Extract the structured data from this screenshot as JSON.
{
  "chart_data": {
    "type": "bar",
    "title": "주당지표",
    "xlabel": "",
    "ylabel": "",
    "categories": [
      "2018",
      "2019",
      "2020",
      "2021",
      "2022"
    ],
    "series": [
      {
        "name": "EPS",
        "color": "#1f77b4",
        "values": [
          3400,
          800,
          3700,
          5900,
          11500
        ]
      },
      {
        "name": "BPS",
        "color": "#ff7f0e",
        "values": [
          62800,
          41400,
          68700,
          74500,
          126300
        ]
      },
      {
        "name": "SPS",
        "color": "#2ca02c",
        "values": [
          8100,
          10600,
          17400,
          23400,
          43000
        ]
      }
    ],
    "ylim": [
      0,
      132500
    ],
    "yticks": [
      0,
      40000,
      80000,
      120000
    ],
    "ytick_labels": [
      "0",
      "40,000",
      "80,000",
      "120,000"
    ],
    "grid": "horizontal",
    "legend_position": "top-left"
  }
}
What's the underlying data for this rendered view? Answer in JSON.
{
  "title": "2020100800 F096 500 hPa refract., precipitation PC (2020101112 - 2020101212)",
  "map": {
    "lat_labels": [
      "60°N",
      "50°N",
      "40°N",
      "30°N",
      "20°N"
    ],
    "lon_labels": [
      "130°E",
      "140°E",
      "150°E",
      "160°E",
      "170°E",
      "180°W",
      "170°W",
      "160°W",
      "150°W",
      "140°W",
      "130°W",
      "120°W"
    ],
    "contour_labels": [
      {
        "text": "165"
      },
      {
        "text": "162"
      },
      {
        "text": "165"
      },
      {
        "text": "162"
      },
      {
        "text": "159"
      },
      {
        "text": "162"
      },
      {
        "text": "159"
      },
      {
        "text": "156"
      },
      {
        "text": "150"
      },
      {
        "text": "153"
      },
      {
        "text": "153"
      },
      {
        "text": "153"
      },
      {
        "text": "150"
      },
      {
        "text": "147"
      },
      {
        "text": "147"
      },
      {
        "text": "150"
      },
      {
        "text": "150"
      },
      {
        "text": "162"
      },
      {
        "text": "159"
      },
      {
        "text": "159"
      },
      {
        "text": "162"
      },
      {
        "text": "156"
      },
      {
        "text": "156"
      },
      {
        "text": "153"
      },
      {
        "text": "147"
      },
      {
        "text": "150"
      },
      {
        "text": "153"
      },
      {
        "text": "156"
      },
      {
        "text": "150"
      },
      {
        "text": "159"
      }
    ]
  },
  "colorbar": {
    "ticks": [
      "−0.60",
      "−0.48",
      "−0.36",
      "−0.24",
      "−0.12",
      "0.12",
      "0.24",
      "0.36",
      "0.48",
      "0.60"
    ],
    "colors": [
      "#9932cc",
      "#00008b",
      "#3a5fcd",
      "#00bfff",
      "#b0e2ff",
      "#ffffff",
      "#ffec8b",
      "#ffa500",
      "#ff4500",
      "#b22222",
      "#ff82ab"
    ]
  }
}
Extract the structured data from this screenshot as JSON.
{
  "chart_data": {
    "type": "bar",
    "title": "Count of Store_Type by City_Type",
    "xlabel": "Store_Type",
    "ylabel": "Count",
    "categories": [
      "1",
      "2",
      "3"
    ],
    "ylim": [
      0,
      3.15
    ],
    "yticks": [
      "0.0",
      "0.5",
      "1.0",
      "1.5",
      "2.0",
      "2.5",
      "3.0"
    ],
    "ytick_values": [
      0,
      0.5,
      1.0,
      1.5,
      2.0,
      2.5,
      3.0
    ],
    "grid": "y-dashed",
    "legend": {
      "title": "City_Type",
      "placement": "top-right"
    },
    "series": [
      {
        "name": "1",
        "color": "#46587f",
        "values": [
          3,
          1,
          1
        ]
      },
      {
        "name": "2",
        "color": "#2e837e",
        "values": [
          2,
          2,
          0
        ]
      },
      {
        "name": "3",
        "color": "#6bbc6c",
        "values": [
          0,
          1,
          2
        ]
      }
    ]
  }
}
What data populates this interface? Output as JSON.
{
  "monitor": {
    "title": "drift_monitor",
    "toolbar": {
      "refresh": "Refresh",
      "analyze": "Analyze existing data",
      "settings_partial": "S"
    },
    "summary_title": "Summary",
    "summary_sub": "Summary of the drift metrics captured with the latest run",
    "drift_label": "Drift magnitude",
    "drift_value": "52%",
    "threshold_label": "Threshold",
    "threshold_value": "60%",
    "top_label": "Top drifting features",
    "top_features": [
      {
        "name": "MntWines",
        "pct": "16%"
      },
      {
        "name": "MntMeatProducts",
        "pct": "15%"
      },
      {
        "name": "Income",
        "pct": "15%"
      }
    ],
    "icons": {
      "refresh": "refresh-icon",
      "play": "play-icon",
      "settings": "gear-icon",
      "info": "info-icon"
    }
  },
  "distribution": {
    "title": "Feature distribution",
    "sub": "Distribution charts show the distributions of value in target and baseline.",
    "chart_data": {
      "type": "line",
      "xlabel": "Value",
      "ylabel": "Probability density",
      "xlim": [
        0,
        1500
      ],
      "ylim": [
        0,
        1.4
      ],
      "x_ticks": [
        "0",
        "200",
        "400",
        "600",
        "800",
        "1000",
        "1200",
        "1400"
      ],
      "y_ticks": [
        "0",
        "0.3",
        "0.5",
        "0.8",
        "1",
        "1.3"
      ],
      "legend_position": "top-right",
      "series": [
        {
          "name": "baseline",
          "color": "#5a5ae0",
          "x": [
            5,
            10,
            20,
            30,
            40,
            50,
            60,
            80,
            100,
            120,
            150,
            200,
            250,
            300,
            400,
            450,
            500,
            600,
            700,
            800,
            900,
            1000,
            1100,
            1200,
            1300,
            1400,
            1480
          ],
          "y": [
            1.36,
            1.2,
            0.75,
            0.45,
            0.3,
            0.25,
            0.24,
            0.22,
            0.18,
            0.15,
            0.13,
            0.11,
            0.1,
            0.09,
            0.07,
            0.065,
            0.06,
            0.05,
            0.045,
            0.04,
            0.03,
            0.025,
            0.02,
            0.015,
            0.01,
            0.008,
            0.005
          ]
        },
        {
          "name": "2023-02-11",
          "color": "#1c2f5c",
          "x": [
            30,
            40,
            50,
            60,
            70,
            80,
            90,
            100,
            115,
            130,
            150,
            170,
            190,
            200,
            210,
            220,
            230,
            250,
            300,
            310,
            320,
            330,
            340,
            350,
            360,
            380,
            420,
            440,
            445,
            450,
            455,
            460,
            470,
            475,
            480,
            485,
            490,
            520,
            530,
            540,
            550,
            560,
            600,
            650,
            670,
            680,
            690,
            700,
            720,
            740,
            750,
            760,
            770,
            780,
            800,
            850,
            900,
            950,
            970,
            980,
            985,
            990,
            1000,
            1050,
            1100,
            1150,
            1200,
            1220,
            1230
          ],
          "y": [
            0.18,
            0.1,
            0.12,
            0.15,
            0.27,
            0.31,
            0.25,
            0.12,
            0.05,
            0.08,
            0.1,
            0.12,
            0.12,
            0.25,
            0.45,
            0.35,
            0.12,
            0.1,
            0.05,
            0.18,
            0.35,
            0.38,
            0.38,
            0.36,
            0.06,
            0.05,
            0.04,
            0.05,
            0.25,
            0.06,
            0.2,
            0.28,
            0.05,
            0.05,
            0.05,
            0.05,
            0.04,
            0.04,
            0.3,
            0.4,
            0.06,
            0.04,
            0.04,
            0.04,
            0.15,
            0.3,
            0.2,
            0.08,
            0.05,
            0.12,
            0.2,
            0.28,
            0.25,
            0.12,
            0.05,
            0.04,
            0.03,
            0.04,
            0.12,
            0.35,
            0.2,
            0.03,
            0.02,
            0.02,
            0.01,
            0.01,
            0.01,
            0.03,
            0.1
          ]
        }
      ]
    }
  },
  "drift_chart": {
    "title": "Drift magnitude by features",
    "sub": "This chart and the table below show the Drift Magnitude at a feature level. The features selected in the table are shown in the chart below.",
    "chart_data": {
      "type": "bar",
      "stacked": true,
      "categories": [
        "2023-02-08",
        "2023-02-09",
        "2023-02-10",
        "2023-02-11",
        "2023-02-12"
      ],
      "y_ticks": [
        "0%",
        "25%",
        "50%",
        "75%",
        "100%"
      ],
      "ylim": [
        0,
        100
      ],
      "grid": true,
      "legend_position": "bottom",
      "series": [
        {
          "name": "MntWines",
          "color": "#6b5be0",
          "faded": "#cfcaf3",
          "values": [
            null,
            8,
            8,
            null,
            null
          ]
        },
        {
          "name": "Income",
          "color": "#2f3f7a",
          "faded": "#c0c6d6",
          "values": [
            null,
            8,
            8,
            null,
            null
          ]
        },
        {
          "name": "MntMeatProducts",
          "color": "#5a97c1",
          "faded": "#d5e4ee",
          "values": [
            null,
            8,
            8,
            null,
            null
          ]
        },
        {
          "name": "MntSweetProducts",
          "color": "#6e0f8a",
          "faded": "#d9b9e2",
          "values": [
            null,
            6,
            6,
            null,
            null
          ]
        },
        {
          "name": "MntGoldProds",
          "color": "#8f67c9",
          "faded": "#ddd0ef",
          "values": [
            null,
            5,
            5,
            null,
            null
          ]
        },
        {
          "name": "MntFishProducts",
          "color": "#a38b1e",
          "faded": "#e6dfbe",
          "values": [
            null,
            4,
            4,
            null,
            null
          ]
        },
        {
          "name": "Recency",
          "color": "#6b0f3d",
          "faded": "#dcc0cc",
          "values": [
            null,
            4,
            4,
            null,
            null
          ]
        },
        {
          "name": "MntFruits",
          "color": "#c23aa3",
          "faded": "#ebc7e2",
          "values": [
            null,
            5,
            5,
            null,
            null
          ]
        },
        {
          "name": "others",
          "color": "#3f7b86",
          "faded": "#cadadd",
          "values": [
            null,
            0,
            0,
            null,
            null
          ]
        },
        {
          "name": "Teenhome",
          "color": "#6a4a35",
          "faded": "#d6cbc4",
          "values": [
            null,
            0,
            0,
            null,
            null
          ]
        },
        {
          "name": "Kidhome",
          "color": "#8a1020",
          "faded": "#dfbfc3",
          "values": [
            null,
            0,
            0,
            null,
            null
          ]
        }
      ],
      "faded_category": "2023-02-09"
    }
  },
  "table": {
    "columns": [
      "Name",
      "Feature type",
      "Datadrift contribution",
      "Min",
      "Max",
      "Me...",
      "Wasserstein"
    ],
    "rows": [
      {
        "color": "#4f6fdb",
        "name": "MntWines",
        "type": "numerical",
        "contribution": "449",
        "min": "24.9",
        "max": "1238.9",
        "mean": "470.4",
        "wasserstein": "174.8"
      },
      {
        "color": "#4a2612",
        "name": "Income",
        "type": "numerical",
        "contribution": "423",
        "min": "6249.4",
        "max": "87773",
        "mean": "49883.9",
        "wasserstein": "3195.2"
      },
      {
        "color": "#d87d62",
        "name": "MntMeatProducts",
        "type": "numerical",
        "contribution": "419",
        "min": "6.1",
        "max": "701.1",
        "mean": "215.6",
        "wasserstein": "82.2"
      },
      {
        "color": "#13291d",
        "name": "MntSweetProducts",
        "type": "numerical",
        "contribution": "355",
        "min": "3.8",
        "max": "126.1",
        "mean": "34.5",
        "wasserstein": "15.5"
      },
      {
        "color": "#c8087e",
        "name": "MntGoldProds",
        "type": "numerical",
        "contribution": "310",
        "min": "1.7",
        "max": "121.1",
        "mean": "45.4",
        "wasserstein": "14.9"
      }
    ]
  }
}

★ ★ ★ ★ ★ ★ ★

WHAT IS BEING ASKED
Where a line of the data holds "right", show that line.

RESULT OF THIS TASK
      "placement": "top-right"
      "legend_position": "top-right",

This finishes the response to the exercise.